■ **EXERCISE MATERIAL**:
--- BEGIN ---

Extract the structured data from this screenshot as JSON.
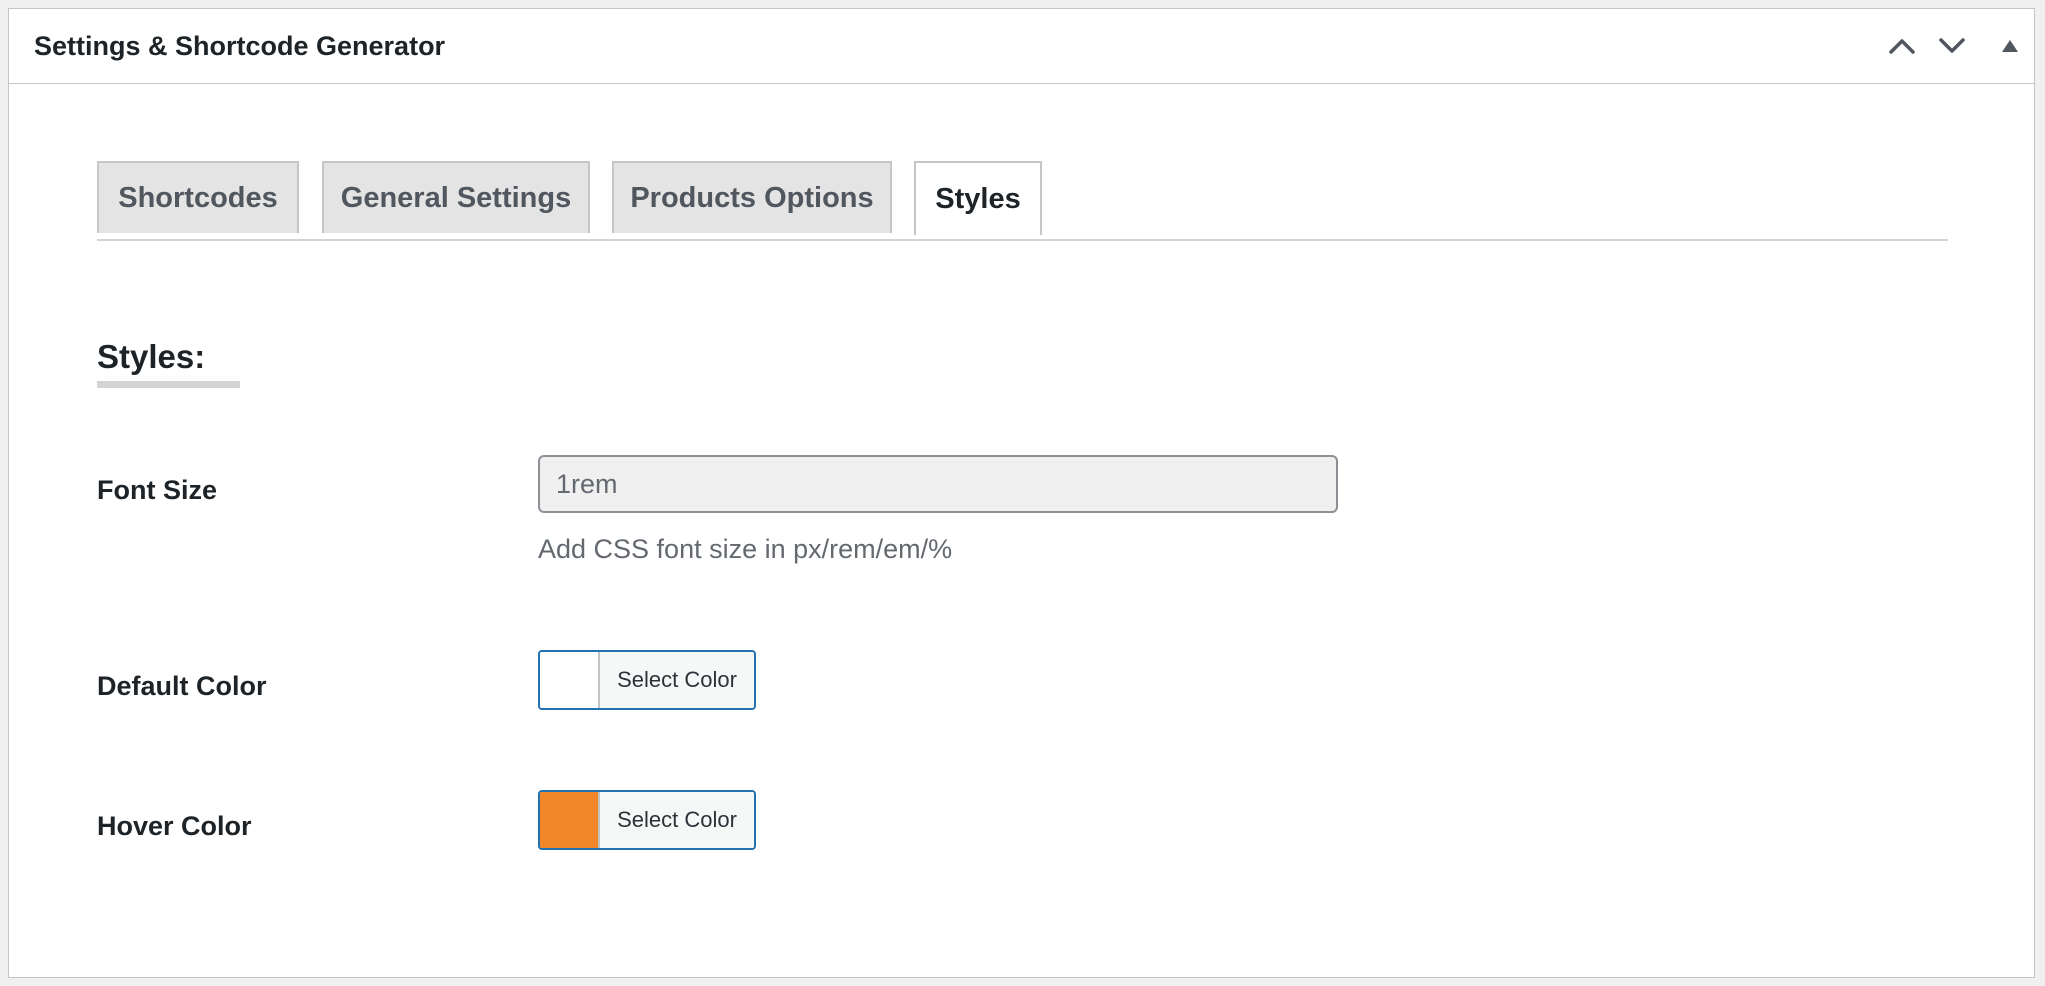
{
  "panel": {
    "title": "Settings & Shortcode Generator",
    "actions": [
      {
        "name": "move-up",
        "icon": "chevron-up-icon"
      },
      {
        "name": "move-down",
        "icon": "chevron-down-icon"
      },
      {
        "name": "toggle-panel",
        "icon": "triangle-up-icon"
      }
    ]
  },
  "tabs": [
    {
      "label": "Shortcodes",
      "active": false
    },
    {
      "label": "General Settings",
      "active": false
    },
    {
      "label": "Products Options",
      "active": false
    },
    {
      "label": "Styles",
      "active": true
    }
  ],
  "section": {
    "heading": "Styles:"
  },
  "fields": {
    "font_size": {
      "label": "Font Size",
      "value": "1rem",
      "description": "Add CSS font size in px/rem/em/%"
    },
    "default_color": {
      "label": "Default Color",
      "swatch": "#ffffff",
      "button": "Select Color"
    },
    "hover_color": {
      "label": "Hover Color",
      "swatch": "#f4862a",
      "button": "Select Color"
    }
  },
  "colors": {
    "accent": "#2271b1",
    "border": "#c3c4c7",
    "tab_inactive_bg": "#e4e4e5"
  }
}
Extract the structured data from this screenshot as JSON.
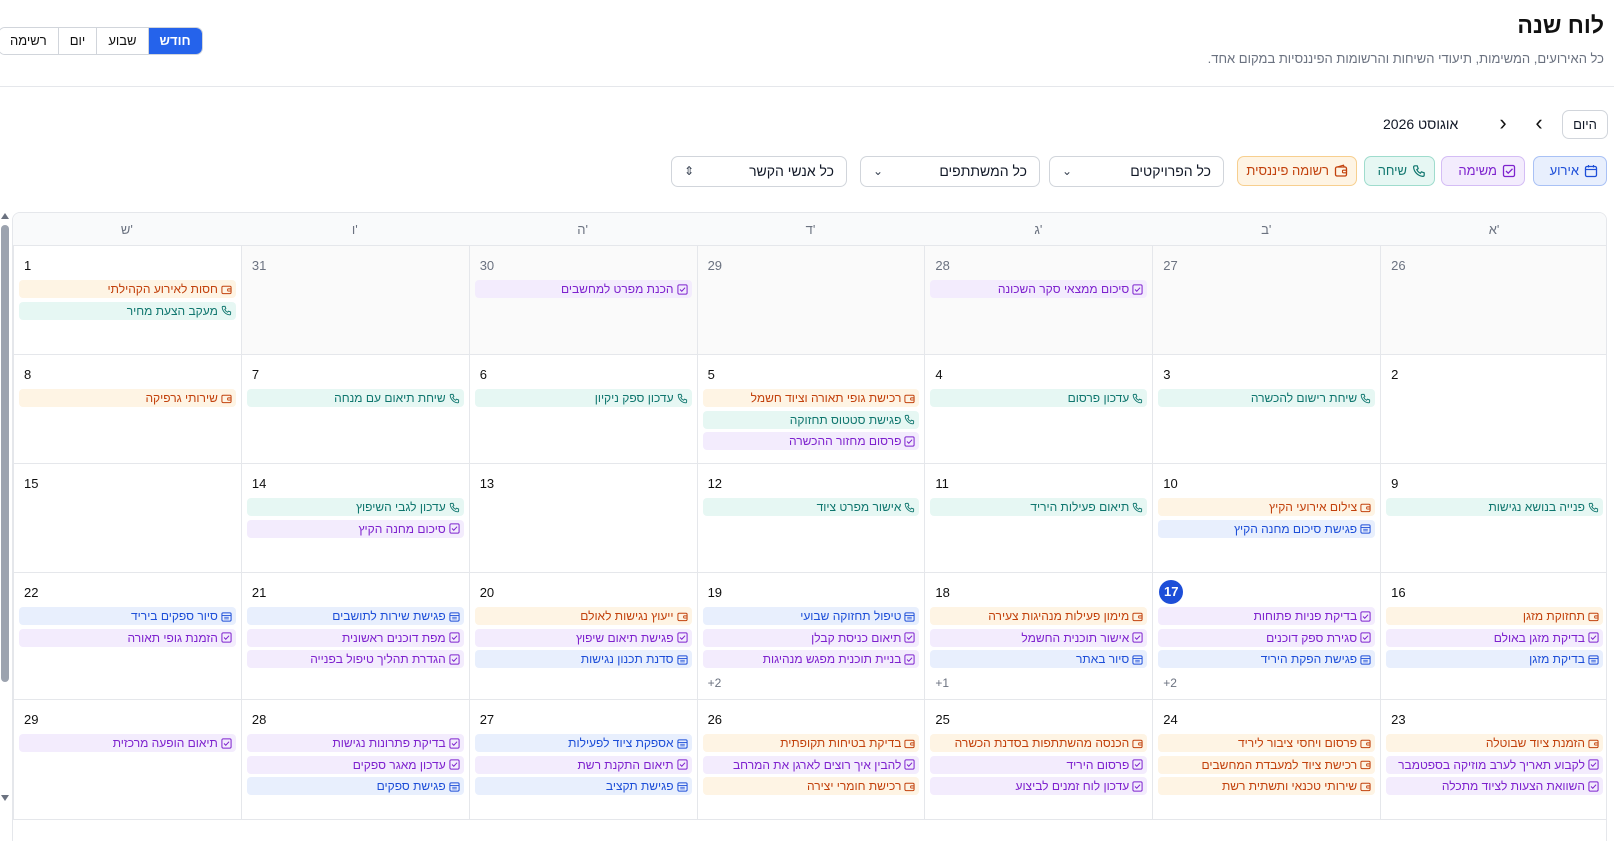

--- END ---

■ **GOAL OF THE EXERCISE**: Every record gets retyped exactly; no picture goes into the copy.

■ **RESULT OF THIS EXERCISE**:
Extract the structured data from this screenshot as JSON.
{
  "panel": {
    "title": "Settings & Shortcode Generator",
    "actions": [
      {
        "name": "move-up",
        "icon": "chevron-up-icon"
      },
      {
        "name": "move-down",
        "icon": "chevron-down-icon"
      },
      {
        "name": "toggle-panel",
        "icon": "triangle-up-icon"
      }
    ]
  },
  "tabs": [
    {
      "label": "Shortcodes",
      "active": false
    },
    {
      "label": "General Settings",
      "active": false
    },
    {
      "label": "Products Options",
      "active": false
    },
    {
      "label": "Styles",
      "active": true
    }
  ],
  "section": {
    "heading": "Styles:"
  },
  "fields": {
    "font_size": {
      "label": "Font Size",
      "value": "1rem",
      "description": "Add CSS font size in px/rem/em/%"
    },
    "default_color": {
      "label": "Default Color",
      "swatch": "#ffffff",
      "button": "Select Color"
    },
    "hover_color": {
      "label": "Hover Color",
      "swatch": "#f4862a",
      "button": "Select Color"
    }
  },
  "colors": {
    "accent": "#2271b1",
    "border": "#c3c4c7",
    "tab_inactive_bg": "#e4e4e5"
  }
}
Extract the structured data from this screenshot as JSON.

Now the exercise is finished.